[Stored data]
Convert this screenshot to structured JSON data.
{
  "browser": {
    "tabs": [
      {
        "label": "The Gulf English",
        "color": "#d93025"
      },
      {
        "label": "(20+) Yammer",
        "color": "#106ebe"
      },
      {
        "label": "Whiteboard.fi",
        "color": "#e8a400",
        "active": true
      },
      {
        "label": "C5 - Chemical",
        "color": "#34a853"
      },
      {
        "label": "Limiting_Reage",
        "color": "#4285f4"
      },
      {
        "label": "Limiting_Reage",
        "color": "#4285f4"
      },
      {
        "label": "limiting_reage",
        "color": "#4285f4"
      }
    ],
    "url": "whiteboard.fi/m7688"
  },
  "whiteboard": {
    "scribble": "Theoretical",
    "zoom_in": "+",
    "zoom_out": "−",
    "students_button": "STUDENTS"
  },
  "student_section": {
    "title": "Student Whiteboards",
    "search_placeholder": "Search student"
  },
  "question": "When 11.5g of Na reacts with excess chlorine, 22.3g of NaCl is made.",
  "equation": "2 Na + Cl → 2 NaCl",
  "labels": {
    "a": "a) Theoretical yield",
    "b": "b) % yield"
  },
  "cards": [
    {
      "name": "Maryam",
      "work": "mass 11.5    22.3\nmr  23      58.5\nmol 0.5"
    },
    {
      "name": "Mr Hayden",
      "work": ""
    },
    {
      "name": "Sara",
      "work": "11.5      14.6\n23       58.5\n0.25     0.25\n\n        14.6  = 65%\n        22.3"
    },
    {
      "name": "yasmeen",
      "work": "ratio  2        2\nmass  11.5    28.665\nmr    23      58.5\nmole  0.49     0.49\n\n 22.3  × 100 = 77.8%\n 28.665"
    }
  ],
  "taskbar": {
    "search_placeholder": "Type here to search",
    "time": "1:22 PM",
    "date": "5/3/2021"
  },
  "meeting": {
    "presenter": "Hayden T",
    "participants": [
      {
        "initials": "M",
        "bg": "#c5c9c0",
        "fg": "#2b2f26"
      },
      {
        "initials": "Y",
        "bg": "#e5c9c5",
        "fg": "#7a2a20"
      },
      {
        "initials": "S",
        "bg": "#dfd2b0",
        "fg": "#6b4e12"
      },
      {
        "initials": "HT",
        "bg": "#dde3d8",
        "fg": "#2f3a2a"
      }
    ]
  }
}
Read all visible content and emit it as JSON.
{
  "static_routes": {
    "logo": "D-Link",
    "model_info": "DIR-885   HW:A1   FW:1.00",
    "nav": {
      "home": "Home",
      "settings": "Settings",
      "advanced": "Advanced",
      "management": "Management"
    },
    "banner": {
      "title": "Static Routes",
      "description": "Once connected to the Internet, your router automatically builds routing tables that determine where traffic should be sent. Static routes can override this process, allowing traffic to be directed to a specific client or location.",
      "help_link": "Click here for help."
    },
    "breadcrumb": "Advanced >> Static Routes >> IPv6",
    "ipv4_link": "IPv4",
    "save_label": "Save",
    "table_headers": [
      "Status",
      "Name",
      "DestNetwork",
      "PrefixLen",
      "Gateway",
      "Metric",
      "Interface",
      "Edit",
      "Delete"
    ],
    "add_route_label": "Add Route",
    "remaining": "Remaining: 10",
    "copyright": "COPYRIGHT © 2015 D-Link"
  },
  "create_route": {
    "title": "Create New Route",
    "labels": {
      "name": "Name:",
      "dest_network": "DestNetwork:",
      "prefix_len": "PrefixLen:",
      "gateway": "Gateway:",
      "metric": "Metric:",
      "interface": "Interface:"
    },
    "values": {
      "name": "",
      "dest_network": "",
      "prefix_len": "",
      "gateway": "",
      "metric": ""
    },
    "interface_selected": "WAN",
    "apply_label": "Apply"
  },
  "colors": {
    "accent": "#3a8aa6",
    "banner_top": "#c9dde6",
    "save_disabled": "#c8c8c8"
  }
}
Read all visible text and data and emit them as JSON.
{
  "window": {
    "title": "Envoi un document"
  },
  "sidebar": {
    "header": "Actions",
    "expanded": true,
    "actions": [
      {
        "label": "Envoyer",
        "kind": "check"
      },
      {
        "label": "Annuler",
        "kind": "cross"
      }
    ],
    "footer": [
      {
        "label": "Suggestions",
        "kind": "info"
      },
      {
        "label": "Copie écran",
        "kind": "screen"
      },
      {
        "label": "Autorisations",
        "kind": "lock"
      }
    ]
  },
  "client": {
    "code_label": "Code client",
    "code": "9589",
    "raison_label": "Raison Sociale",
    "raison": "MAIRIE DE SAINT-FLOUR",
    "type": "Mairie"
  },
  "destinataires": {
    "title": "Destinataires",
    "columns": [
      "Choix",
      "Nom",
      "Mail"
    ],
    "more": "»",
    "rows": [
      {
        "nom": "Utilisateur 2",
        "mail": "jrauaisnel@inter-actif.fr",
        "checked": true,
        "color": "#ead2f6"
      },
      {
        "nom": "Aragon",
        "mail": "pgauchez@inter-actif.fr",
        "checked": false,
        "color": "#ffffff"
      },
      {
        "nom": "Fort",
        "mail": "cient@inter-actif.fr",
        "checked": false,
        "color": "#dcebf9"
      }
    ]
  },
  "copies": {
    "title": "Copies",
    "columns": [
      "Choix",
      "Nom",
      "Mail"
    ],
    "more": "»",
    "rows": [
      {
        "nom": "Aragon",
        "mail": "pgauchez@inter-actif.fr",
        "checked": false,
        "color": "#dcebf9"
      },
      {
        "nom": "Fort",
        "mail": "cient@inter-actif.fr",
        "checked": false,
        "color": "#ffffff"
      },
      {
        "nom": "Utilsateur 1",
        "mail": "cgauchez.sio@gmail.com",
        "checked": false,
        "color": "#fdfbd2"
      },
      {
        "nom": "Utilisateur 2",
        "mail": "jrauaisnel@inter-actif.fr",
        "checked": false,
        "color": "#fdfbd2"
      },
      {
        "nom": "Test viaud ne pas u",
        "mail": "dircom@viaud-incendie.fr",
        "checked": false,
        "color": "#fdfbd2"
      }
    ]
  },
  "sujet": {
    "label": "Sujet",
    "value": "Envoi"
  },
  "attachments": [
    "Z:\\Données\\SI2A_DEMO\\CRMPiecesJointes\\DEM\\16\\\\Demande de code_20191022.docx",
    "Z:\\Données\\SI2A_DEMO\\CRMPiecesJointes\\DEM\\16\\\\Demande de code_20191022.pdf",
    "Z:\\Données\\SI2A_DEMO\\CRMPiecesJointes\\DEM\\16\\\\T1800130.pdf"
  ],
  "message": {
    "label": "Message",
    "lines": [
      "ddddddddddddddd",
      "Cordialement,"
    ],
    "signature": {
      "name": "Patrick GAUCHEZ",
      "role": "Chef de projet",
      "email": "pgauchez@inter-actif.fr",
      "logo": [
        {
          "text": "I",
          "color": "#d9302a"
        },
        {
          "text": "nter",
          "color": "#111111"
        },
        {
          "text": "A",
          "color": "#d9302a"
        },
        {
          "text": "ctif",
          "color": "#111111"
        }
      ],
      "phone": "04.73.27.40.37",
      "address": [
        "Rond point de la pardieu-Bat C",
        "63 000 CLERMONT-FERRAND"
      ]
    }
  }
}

Objective:
Show all lines from the data above in which the word "Advanced" appears.

Response below:
      "advanced": "Advanced",
    "breadcrumb": "Advanced >> Static Routes >> IPv6",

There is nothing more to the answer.